-- Start of MATERIAL PROVIDED --

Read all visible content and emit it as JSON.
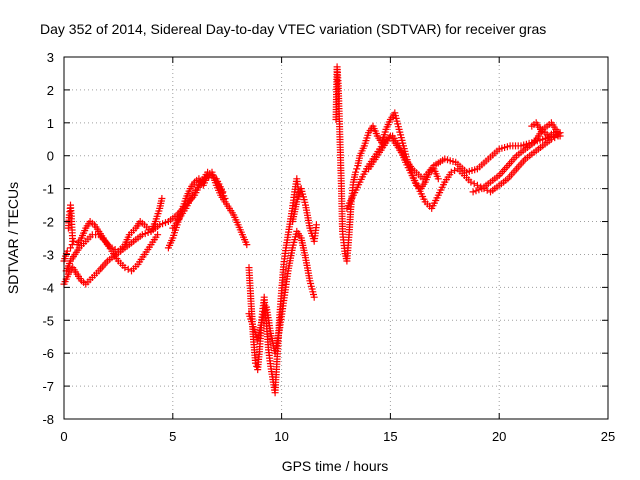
{
  "chart_data": {
    "type": "scatter",
    "title": "Day 352 of 2014, Sidereal Day-to-day VTEC variation (SDTVAR) for receiver gras",
    "xlabel": "GPS time / hours",
    "ylabel": "SDTVAR / TECUs",
    "xlim": [
      0,
      25
    ],
    "ylim": [
      -8,
      3
    ],
    "xticks": [
      0,
      5,
      10,
      15,
      20,
      25
    ],
    "yticks": [
      -8,
      -7,
      -6,
      -5,
      -4,
      -3,
      -2,
      -1,
      0,
      1,
      2,
      3
    ],
    "grid": true,
    "legend": "none",
    "marker": "plus",
    "color": "#ff0000",
    "series": [
      {
        "x": [
          0.0,
          0.15,
          0.3,
          0.45,
          0.6,
          0.8,
          1.0,
          1.2,
          1.4,
          1.6,
          1.8,
          2.0,
          2.2,
          2.5,
          2.8,
          3.0,
          3.3,
          3.5,
          3.7,
          4.0,
          4.2,
          4.4,
          4.5
        ],
        "y": [
          -3.2,
          -2.9,
          -2.8,
          -2.6,
          -2.7,
          -2.5,
          -2.2,
          -2.0,
          -2.1,
          -2.3,
          -2.5,
          -2.7,
          -2.8,
          -2.9,
          -2.7,
          -2.4,
          -2.2,
          -2.0,
          -2.1,
          -2.3,
          -2.0,
          -1.6,
          -1.3
        ]
      },
      {
        "x": [
          0.1,
          0.3,
          0.5,
          0.7,
          1.0,
          1.3,
          1.6,
          1.9,
          2.2,
          2.5,
          2.8,
          3.1,
          3.4,
          3.7,
          4.0,
          4.3
        ],
        "y": [
          -3.5,
          -3.2,
          -3.0,
          -2.8,
          -2.6,
          -2.4,
          -2.4,
          -2.6,
          -2.9,
          -3.2,
          -3.4,
          -3.5,
          -3.3,
          -3.0,
          -2.7,
          -2.4
        ]
      },
      {
        "x": [
          0.0,
          0.2,
          0.4,
          0.6,
          0.8,
          1.0,
          1.3,
          1.6,
          2.0,
          2.4,
          2.8,
          3.2,
          3.6,
          4.0,
          4.4,
          4.8,
          5.2,
          5.6,
          6.0,
          6.3,
          6.6,
          7.0,
          7.3
        ],
        "y": [
          -3.9,
          -3.6,
          -3.4,
          -3.6,
          -3.8,
          -3.9,
          -3.7,
          -3.5,
          -3.2,
          -3.0,
          -2.8,
          -2.6,
          -2.4,
          -2.3,
          -2.1,
          -2.0,
          -1.8,
          -1.5,
          -1.2,
          -0.8,
          -0.5,
          -0.7,
          -1.1
        ]
      },
      {
        "x": [
          0.2,
          0.25,
          0.3,
          0.35,
          0.4
        ],
        "y": [
          -2.2,
          -1.8,
          -1.5,
          -2.0,
          -2.6
        ]
      },
      {
        "x": [
          4.8,
          5.0,
          5.2,
          5.4,
          5.6,
          5.8,
          6.0,
          6.2,
          6.4,
          6.6,
          6.8,
          7.0,
          7.2,
          7.4,
          7.6,
          7.8,
          8.0,
          8.2,
          8.4
        ],
        "y": [
          -2.8,
          -2.5,
          -2.1,
          -1.7,
          -1.3,
          -1.0,
          -0.8,
          -0.7,
          -0.9,
          -0.6,
          -0.5,
          -0.9,
          -1.2,
          -1.4,
          -1.6,
          -1.8,
          -2.1,
          -2.4,
          -2.7
        ]
      },
      {
        "x": [
          5.0,
          5.3,
          5.6,
          5.9,
          6.2,
          6.5,
          6.8,
          7.1,
          7.4
        ],
        "y": [
          -2.2,
          -1.9,
          -1.6,
          -1.2,
          -0.9,
          -0.7,
          -0.6,
          -0.9,
          -1.3
        ]
      },
      {
        "x": [
          8.5,
          8.6,
          8.7,
          8.8,
          8.9,
          9.0,
          9.1,
          9.2,
          9.3,
          9.4,
          9.5,
          9.6,
          9.7,
          9.8,
          9.9,
          10.0,
          10.1,
          10.2,
          10.3,
          10.4,
          10.5,
          10.6,
          10.7,
          10.8
        ],
        "y": [
          -3.4,
          -4.5,
          -5.5,
          -6.3,
          -6.5,
          -5.8,
          -4.9,
          -4.3,
          -5.1,
          -5.9,
          -6.4,
          -6.8,
          -7.2,
          -6.1,
          -5.0,
          -4.1,
          -3.3,
          -2.8,
          -2.4,
          -2.0,
          -1.6,
          -1.1,
          -0.7,
          -1.2
        ]
      },
      {
        "x": [
          8.5,
          8.7,
          8.9,
          9.1,
          9.3,
          9.5,
          9.7,
          9.9,
          10.1,
          10.3,
          10.5,
          10.7,
          10.9,
          11.1,
          11.3,
          11.5
        ],
        "y": [
          -4.8,
          -5.2,
          -5.6,
          -5.0,
          -4.6,
          -5.4,
          -6.0,
          -5.3,
          -4.4,
          -3.5,
          -2.8,
          -2.3,
          -2.5,
          -3.1,
          -3.8,
          -4.3
        ]
      },
      {
        "x": [
          10.5,
          10.7,
          10.9,
          11.1,
          11.3,
          11.5,
          11.6
        ],
        "y": [
          -2.0,
          -1.4,
          -1.0,
          -1.5,
          -2.2,
          -2.6,
          -2.1
        ]
      },
      {
        "x": [
          12.5,
          12.55,
          12.6,
          12.65,
          12.7,
          12.75,
          12.8,
          12.9,
          13.0,
          13.1,
          13.2,
          13.3,
          13.4,
          13.5,
          13.6,
          13.8,
          14.0,
          14.2,
          14.4,
          14.6,
          14.8,
          15.0,
          15.2,
          15.4,
          15.6,
          15.8,
          16.0,
          16.2,
          16.4,
          16.6,
          16.8,
          17.0,
          17.2
        ],
        "y": [
          1.1,
          2.7,
          2.2,
          1.2,
          0.1,
          -1.0,
          -2.3,
          -2.9,
          -3.2,
          -2.4,
          -1.4,
          -0.8,
          -0.5,
          -0.3,
          0.0,
          0.3,
          0.7,
          0.9,
          0.6,
          0.4,
          0.8,
          1.1,
          1.3,
          0.8,
          0.3,
          -0.2,
          -0.6,
          -0.9,
          -1.0,
          -0.8,
          -0.5,
          -0.4,
          -0.7
        ]
      },
      {
        "x": [
          13.0,
          13.3,
          13.6,
          13.9,
          14.2,
          14.5,
          14.8,
          15.1,
          15.4,
          15.7,
          16.0,
          16.3,
          16.6,
          16.9,
          17.2,
          17.5,
          17.8,
          18.1,
          18.4,
          18.7,
          19.0,
          19.3,
          19.6,
          20.0,
          20.4,
          20.8,
          21.2,
          21.6,
          22.0,
          22.4,
          22.7
        ],
        "y": [
          -1.6,
          -1.2,
          -0.8,
          -0.4,
          -0.1,
          0.2,
          0.5,
          0.6,
          0.3,
          -0.2,
          -0.6,
          -1.0,
          -1.4,
          -1.6,
          -1.2,
          -0.8,
          -0.5,
          -0.4,
          -0.6,
          -0.8,
          -0.9,
          -1.0,
          -1.1,
          -0.9,
          -0.7,
          -0.4,
          -0.1,
          0.1,
          0.3,
          0.5,
          0.6
        ]
      },
      {
        "x": [
          14.0,
          14.5,
          15.0,
          15.5,
          16.0,
          16.5,
          17.0,
          17.5,
          18.0,
          18.5,
          19.0,
          19.5,
          20.0,
          20.5,
          21.0,
          21.5,
          22.0,
          22.5,
          22.8
        ],
        "y": [
          -0.4,
          0.1,
          0.6,
          0.1,
          -0.4,
          -0.7,
          -0.3,
          -0.1,
          -0.2,
          -0.5,
          -0.4,
          -0.1,
          0.2,
          0.3,
          0.3,
          0.4,
          0.5,
          0.6,
          0.7
        ]
      },
      {
        "x": [
          18.8,
          19.2,
          19.6,
          20.0,
          20.4,
          20.8,
          21.2,
          21.6,
          22.0,
          22.4,
          22.8
        ],
        "y": [
          -1.1,
          -1.0,
          -0.8,
          -0.6,
          -0.3,
          0.0,
          0.2,
          0.4,
          0.8,
          1.0,
          0.6
        ]
      },
      {
        "x": [
          21.5,
          21.7,
          21.9,
          22.1,
          22.3,
          22.5,
          22.7
        ],
        "y": [
          0.9,
          1.0,
          0.8,
          0.7,
          0.6,
          0.7,
          0.6
        ]
      }
    ]
  }
}
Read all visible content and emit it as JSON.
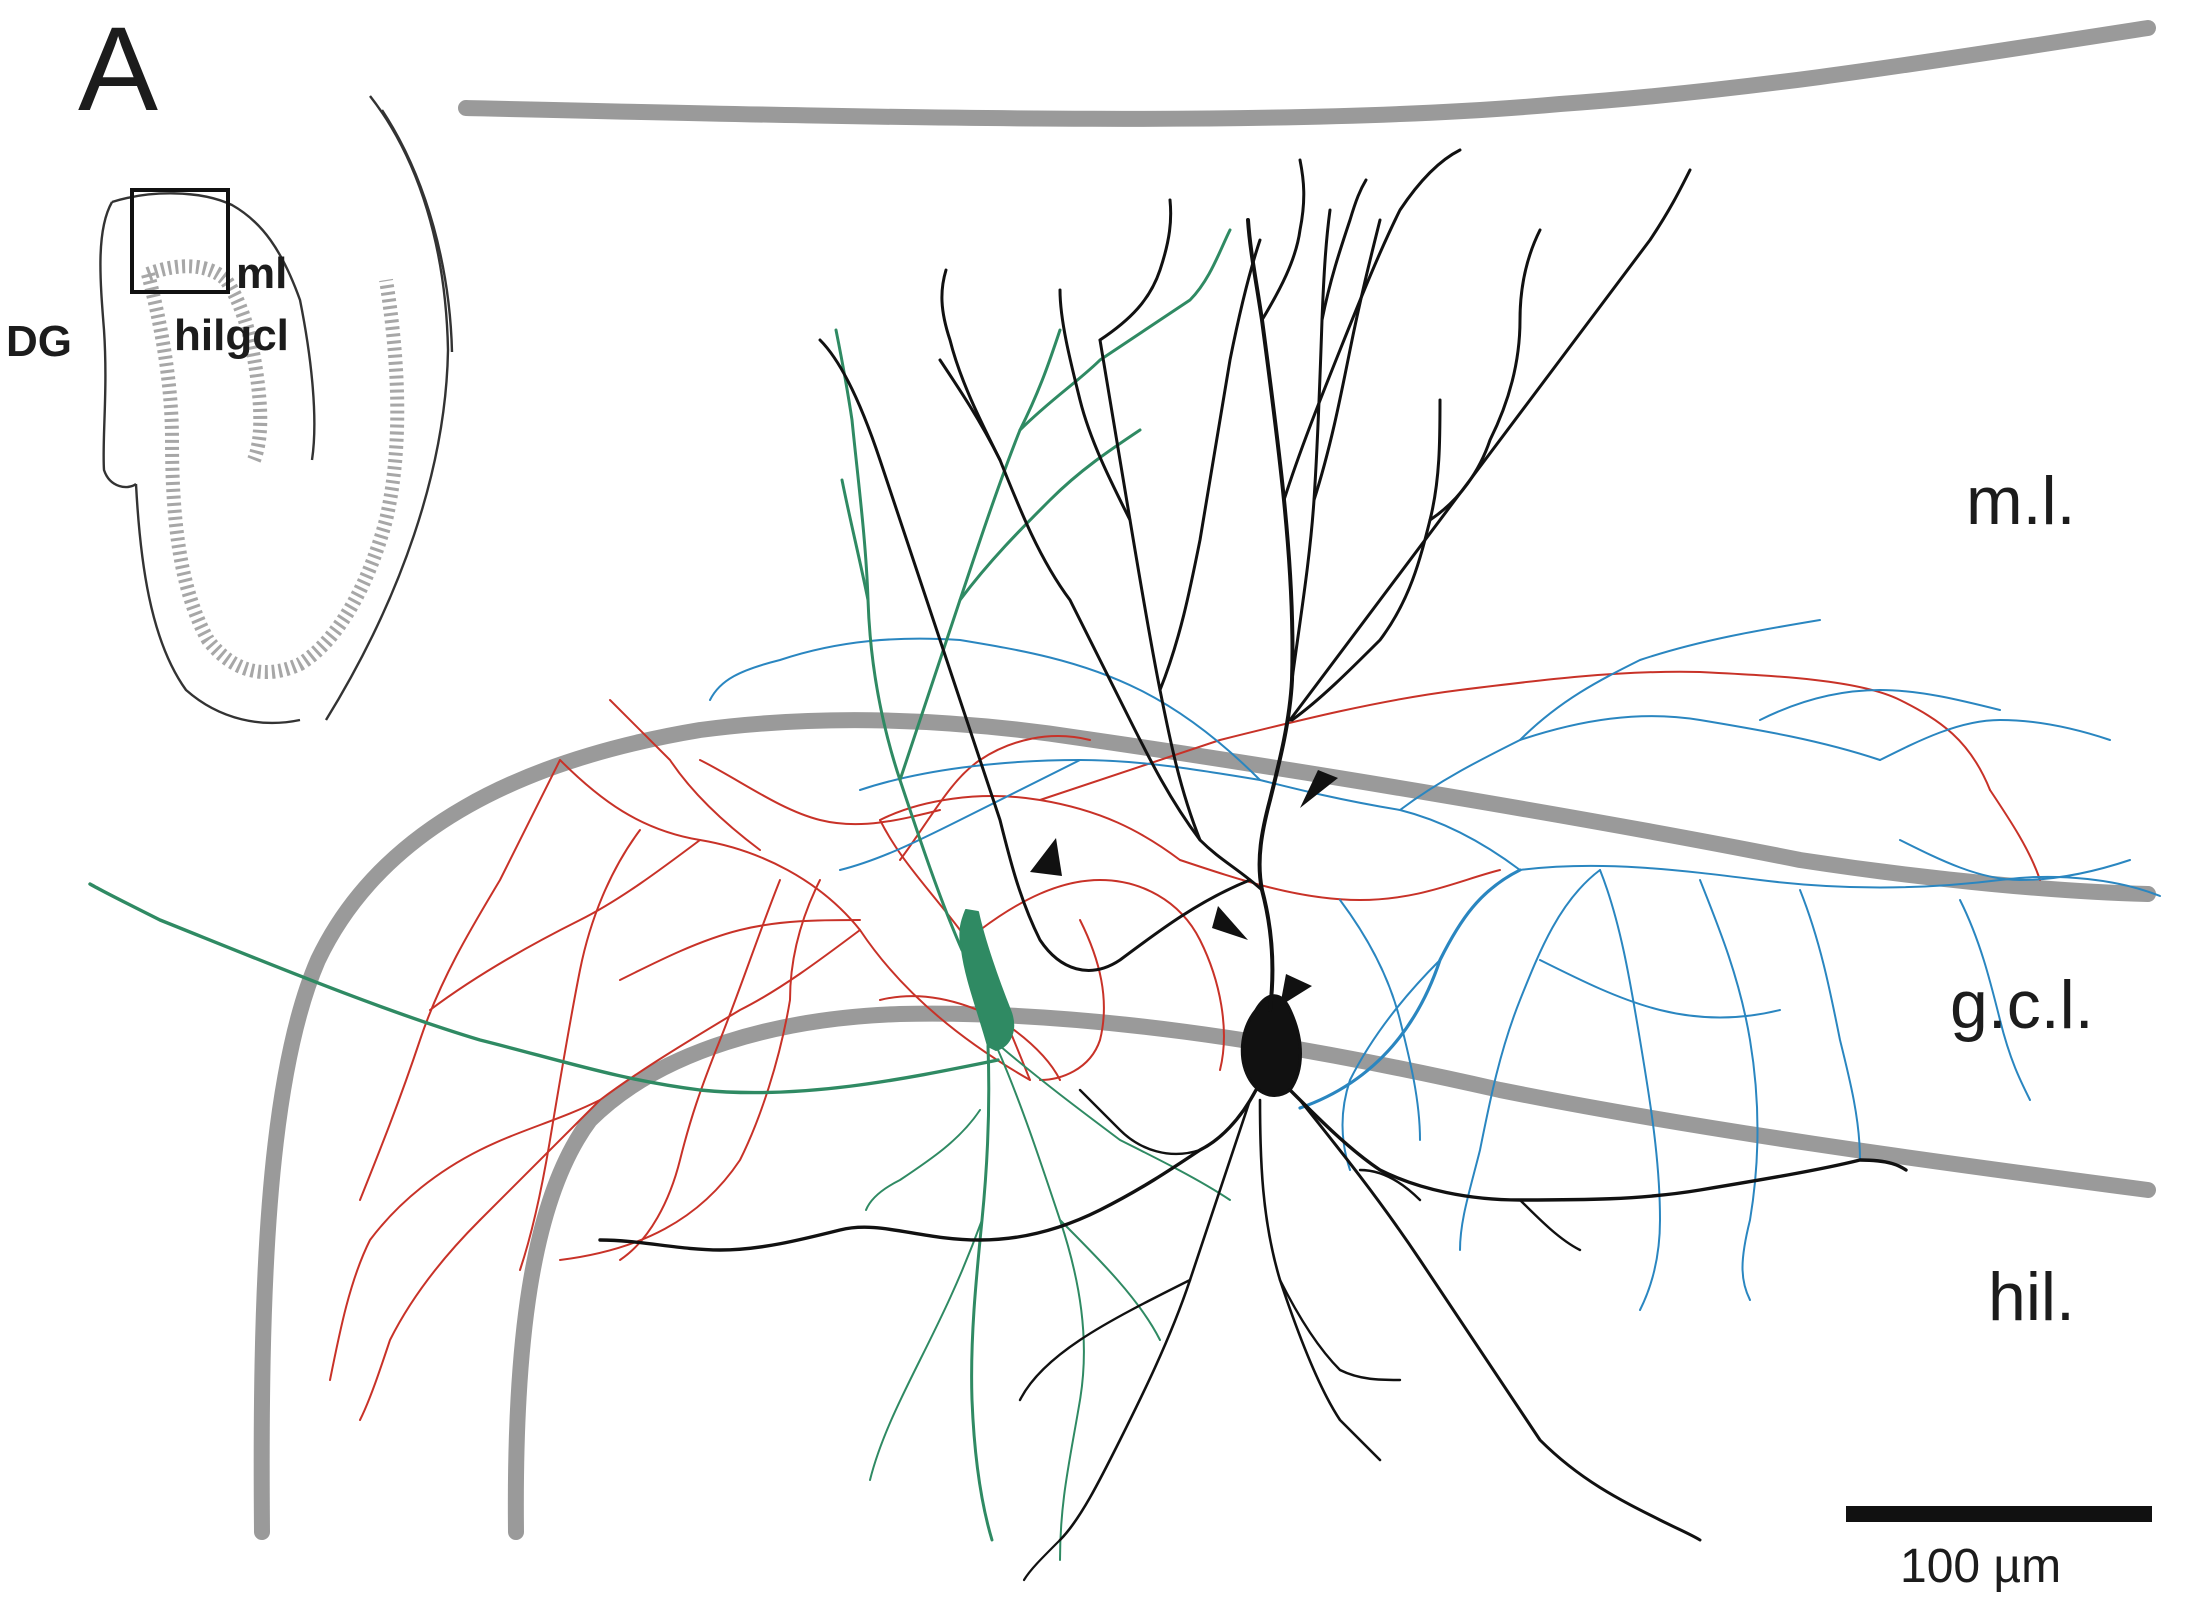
{
  "panel_label": "A",
  "inset": {
    "labels": {
      "dg": "DG",
      "ml": "ml",
      "hil_gcl": "hilgcl"
    }
  },
  "layers": {
    "molecular": "m.l.",
    "granule_cell": "g.c.l.",
    "hilus": "hil."
  },
  "scale_bar": {
    "label": "100 µm"
  },
  "colors": {
    "layer_boundary": "#9a9a9a",
    "black_cell": "#111111",
    "green_cell": "#2f8a63",
    "red_axon": "#c83228",
    "blue_axon": "#2a86c0"
  }
}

-- End of MATERIAL PROVIDED --

DIRECTIVE:
Search the data for the string "SDTVAR" and copy each line where it appears.

EXERCISE OUTPUT:
    "title": "Day 352 of 2014, Sidereal Day-to-day VTEC variation (SDTVAR) for receiver gras",
    "ylabel": "SDTVAR / TECUs",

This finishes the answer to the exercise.